Physical AI — the next inflection point?
This week: OpenAI inches towards agents, and more large funding rounds with PI raising $400M and Writer raising $200M
Is physical AI in the early cusp of an inflection point?
In the last month alone, we’ve seen two new research breakthroughs, and a few large funding rounds. It feels like physical AI—intelligence that bridges the digital and physical worlds—is showing promising progress and stepping into the spotlight.
The big news this week: Physical Intelligence (PI) is developing a general model for robotics. Their new “PI” paper introduces a vision-language-action model: imagine a generalized AI that learns like a child—training language on a corpus of text, and then mastering actions like folding or stacking to build complex sequences. The vision here is to build towards a generalized robot that is able to perform a wide range of tasks, versus the specialized robots of the last generation.
That said, there’s still work to be done. If you told these models to “break a leg,” they might just ask which one to break. Teaching machines nuance—especially human slang—is one of the many hurdles in physical AI.
There’s massive amounts of vision and action training data needed in this approach — which Fei Fei Li’s well funded World Labs — might also be going towards. Startups like Odyssey, built by former self-driving car teams from Cruise, Waymo, are building their own proprietary training sets with their backpack-sized data capture system, like a google street view for humans. For now, Odyssey is focused on turning that data set into generative models for film and games.
Meanwhile, Archetype is taking another approach: a foundational model that uses zero-shot or few-shot learning for physical AI. In their paper, which lays out a phenomenological approach to AI models (i.e a nod to an experiential way of learning), proposes an encoder-decoder framework for a model that’s able to decode any sensor signal without needing prior training on large datasets.
Listen to NotebookLM’s podcast on Archetype’s paper
It’s early days, but the promise of a sensor-agnostic, zero-shot model is huge. The challenge? Ensuring sensor variability doesn’t distort the true physical patterns, and that the framework holds up against an extensive range of use-cases.
There are some signals that we’re on the cusp of something transformative. Over the next 18-24 months, we could see much greater leaps in physical AI that could reshape industries—from robotics to film — to how we experience the world.
This feels like Physical AI warrants a market map! On it.
Disclosure: Strange Ventures is an early backer and holds a position in Archetype AI.

Material supplied:
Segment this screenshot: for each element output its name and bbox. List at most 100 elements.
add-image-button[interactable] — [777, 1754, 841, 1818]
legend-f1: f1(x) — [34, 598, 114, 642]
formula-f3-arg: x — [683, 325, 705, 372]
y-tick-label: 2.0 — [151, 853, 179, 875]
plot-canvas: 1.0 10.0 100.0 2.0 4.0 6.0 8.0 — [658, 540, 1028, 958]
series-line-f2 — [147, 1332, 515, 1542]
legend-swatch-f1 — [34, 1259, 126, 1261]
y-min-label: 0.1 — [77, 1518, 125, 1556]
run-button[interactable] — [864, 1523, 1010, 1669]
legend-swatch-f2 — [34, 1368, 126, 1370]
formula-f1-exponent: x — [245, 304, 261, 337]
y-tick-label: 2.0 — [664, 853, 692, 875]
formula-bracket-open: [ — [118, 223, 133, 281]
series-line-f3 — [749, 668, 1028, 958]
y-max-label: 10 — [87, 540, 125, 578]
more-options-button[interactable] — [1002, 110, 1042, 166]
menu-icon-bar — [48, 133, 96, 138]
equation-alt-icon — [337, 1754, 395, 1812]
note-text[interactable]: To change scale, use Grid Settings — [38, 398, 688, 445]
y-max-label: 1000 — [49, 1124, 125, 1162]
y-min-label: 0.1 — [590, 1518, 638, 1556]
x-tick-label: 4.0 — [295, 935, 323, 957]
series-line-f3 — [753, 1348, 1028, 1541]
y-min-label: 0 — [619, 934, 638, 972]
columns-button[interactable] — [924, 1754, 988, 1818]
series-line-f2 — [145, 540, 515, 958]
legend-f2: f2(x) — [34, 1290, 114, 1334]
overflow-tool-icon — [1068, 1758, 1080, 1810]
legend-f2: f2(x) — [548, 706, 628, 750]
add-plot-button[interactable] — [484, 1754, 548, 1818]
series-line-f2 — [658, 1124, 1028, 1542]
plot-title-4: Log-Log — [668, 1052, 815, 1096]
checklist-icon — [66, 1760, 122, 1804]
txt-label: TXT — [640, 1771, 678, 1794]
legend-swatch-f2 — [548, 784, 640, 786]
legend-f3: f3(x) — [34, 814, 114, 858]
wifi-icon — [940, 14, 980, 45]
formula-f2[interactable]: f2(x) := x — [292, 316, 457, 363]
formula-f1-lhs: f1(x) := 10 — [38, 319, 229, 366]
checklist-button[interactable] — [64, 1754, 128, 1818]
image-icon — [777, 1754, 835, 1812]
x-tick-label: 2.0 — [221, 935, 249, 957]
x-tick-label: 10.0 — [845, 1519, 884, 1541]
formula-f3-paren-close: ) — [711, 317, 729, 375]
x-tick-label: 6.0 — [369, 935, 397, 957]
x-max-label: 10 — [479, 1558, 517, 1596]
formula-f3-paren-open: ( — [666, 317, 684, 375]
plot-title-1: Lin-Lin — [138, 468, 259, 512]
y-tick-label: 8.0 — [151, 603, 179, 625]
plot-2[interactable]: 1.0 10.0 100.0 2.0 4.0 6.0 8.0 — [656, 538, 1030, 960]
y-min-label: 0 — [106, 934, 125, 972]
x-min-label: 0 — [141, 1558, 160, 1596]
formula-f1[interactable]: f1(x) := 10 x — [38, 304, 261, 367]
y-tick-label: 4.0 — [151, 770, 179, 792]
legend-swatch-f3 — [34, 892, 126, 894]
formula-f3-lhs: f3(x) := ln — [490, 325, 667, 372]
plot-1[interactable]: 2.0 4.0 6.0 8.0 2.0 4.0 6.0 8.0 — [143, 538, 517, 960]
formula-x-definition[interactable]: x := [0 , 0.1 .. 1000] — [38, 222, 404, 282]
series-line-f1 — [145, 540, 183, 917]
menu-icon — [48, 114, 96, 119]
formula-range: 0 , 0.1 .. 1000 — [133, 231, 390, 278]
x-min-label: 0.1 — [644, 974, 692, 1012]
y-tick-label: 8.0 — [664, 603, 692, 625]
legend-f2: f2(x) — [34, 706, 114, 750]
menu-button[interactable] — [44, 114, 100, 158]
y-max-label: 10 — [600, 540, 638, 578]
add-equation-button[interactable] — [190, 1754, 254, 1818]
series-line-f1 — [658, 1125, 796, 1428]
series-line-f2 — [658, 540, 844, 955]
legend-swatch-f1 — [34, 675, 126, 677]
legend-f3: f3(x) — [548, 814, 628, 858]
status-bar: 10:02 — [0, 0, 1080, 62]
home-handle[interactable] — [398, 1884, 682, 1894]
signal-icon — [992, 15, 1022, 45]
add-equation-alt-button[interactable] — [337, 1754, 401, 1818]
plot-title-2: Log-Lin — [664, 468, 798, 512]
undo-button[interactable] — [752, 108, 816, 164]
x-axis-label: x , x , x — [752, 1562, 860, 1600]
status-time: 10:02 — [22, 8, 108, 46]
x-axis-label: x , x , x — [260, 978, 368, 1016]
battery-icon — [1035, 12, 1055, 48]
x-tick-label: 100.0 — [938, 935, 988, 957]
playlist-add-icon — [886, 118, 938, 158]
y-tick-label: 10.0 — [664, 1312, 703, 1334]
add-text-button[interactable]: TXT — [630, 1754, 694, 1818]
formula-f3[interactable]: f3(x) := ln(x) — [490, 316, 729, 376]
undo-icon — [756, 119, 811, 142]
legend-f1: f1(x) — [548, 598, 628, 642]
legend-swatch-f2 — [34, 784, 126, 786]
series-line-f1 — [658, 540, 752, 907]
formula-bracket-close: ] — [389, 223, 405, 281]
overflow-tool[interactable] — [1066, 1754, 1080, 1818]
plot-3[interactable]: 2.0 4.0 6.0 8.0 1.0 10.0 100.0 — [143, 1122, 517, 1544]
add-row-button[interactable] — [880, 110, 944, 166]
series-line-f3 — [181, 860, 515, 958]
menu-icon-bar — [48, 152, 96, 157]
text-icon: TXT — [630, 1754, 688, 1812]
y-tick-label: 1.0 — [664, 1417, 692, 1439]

Activity: Write the next part of the newsletter on physical AI, beginning after its final line.

Result of this task:
The Latest This Week
OpenAI reportedly plans to launch an AI agent early next year: OpenAI is preparing to release an autonomous AI agent that can control computers and perform tasks independently, code-named “Operator.” The company plans to debut it as a research preview and developer tool in January, according to Bloomberg. This move intensifies the competition among tech giants developing AI agents: Anthropic recently introduced its “computer use” capability, while Google is reportedly preparing its own version for a December release. Perhaps in anticipation of that they released “Working with apps” today, a feature in the ChatGPT app that allows the model to “read” what you’re doing in coding and writing tools like VScode, XCode, TextEdit.
DeepL launches DeepL Voice, real-time, text-based translations from voices and videos: DeepL has made a name for itself with online text translation it claims is more nuanced and precise than services from the likes of Google – a pitch that has catapulted the German startup to a valuation of $2 billion and more than 100,000 paying customers. Now, as the hype for AI services continues to grow, DeepL is adding another mode to the platform: audio. Users will now be able to use DeepL Voice to listen to someone speaking in one language and automatically translate it to another, in real time.
Generative AI startup Writer raises $200M at a $1.9B valuation: Writer has raised $200 million at a $1.9 billion valuation to expand its enterprise-focused generative AI platform. In October, Writer released a model, Palmyra X 004, trained almost entirely on synthetic data. Writer’s current focus is on “AI agents” that can plan and execute workflows across systems and teams, as well as customizable AI guardrails and a suite of no-code development tools.
Alibaba Cloud's Qwen has unveiled the Qwen2.5-Coder series, open-source AI coding models ranging from 0.5B to 32B parameters. The 32B excels in code generation, debugging, and supports 40+ languages, rivaling GPT-4 and Claude 3.5 Sonnet.
ByteDance announces X-Portrait 2. A new SOTA model for Talking Head Generation that can transfer fast head movements, minuscule expression changes and strong personal emotions.